#### Goal:
Copy the lines below verbatim, but only from the line containing "Convert this document image to plain text." through the end of the data.

#### Information provided:
+++++
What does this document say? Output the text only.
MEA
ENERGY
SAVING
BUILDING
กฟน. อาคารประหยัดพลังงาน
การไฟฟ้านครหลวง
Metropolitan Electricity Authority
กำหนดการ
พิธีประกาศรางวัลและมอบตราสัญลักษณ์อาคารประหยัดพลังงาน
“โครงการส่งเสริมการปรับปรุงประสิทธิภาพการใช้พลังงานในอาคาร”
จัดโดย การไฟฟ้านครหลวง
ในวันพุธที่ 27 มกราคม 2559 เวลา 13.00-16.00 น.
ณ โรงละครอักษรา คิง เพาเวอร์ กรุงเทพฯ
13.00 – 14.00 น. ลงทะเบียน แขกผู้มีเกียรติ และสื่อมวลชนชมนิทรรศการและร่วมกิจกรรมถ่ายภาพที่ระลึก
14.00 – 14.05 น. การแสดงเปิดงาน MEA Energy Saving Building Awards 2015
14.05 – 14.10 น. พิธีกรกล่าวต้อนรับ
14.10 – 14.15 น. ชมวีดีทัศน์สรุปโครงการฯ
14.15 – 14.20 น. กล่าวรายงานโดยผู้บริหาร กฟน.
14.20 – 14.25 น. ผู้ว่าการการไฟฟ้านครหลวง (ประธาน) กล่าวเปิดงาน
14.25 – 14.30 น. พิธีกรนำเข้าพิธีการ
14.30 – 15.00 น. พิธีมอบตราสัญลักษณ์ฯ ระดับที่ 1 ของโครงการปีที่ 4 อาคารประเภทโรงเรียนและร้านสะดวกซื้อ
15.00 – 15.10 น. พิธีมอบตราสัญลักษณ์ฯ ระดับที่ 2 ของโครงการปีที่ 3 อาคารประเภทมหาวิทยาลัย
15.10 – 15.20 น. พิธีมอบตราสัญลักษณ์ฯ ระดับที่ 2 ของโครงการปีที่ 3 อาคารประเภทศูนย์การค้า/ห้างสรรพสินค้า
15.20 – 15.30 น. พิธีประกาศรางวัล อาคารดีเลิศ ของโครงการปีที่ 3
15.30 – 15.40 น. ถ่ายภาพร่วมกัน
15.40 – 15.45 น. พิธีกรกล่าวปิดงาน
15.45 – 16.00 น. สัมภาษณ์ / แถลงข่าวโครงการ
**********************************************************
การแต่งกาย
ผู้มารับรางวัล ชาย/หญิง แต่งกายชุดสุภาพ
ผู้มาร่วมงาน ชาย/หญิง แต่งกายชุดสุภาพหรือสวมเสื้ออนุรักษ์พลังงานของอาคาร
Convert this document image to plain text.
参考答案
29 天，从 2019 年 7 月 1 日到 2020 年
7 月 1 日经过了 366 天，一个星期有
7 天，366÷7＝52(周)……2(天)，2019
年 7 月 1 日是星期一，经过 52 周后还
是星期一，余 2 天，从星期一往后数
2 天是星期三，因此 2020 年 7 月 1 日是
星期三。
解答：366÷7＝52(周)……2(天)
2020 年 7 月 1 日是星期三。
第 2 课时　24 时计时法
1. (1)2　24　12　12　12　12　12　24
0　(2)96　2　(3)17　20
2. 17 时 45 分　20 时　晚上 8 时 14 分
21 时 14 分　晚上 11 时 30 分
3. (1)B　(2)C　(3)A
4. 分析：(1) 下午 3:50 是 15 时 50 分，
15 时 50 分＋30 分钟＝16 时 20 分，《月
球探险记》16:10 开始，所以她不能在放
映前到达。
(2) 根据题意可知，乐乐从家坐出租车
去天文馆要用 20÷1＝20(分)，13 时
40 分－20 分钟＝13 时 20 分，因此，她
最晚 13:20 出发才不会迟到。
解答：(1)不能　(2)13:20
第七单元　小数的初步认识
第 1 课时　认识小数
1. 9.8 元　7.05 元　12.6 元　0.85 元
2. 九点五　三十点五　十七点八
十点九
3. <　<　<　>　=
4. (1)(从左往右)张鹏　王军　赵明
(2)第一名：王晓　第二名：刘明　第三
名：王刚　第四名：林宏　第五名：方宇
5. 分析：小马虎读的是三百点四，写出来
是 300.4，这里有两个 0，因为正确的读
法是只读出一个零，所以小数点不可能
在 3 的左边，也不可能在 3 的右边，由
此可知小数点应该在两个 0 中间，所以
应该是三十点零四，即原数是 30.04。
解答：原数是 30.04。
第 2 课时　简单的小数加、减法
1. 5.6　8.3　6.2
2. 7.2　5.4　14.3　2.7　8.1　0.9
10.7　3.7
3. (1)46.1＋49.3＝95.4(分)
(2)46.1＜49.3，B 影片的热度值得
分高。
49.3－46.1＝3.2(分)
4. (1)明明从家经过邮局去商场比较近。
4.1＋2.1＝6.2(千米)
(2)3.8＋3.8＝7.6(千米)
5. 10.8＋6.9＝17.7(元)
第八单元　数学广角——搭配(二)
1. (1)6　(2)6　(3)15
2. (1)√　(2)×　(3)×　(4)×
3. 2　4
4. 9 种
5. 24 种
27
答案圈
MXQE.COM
+++++
#### Answer to this exercise:
Convert this document image to plain text.
参考答案
29 天，从 2019 年 7 月 1 日到 2020 年
7 月 1 日经过了 366 天，一个星期有
7 天，366÷7＝52(周)……2(天)，2019
年 7 月 1 日是星期一，经过 52 周后还
是星期一，余 2 天，从星期一往后数
2 天是星期三，因此 2020 年 7 月 1 日是
星期三。
解答：366÷7＝52(周)……2(天)
2020 年 7 月 1 日是星期三。
第 2 课时　24 时计时法
1. (1)2　24　12　12　12　12　12　24
0　(2)96　2　(3)17　20
2. 17 时 45 分　20 时　晚上 8 时 14 分
21 时 14 分　晚上 11 时 30 分
3. (1)B　(2)C　(3)A
4. 分析：(1) 下午 3:50 是 15 时 50 分，
15 时 50 分＋30 分钟＝16 时 20 分，《月
球探险记》16:10 开始，所以她不能在放
映前到达。
(2) 根据题意可知，乐乐从家坐出租车
去天文馆要用 20÷1＝20(分)，13 时
40 分－20 分钟＝13 时 20 分，因此，她
最晚 13:20 出发才不会迟到。
解答：(1)不能　(2)13:20
第七单元　小数的初步认识
第 1 课时　认识小数
1. 9.8 元　7.05 元　12.6 元　0.85 元
2. 九点五　三十点五　十七点八
十点九
3. <　<　<　>　=
4. (1)(从左往右)张鹏　王军　赵明
(2)第一名：王晓　第二名：刘明　第三
名：王刚　第四名：林宏　第五名：方宇
5. 分析：小马虎读的是三百点四，写出来
是 300.4，这里有两个 0，因为正确的读
法是只读出一个零，所以小数点不可能
在 3 的左边，也不可能在 3 的右边，由
此可知小数点应该在两个 0 中间，所以
应该是三十点零四，即原数是 30.04。
解答：原数是 30.04。
第 2 课时　简单的小数加、减法
1. 5.6　8.3　6.2
2. 7.2　5.4　14.3　2.7　8.1　0.9
10.7　3.7
3. (1)46.1＋49.3＝95.4(分)
(2)46.1＜49.3，B 影片的热度值得
分高。
49.3－46.1＝3.2(分)
4. (1)明明从家经过邮局去商场比较近。
4.1＋2.1＝6.2(千米)
(2)3.8＋3.8＝7.6(千米)
5. 10.8＋6.9＝17.7(元)
第八单元　数学广角——搭配(二)
1. (1)6　(2)6　(3)15
2. (1)√　(2)×　(3)×　(4)×
3. 2　4
4. 9 种
5. 24 种
27
答案圈
MXQE.COM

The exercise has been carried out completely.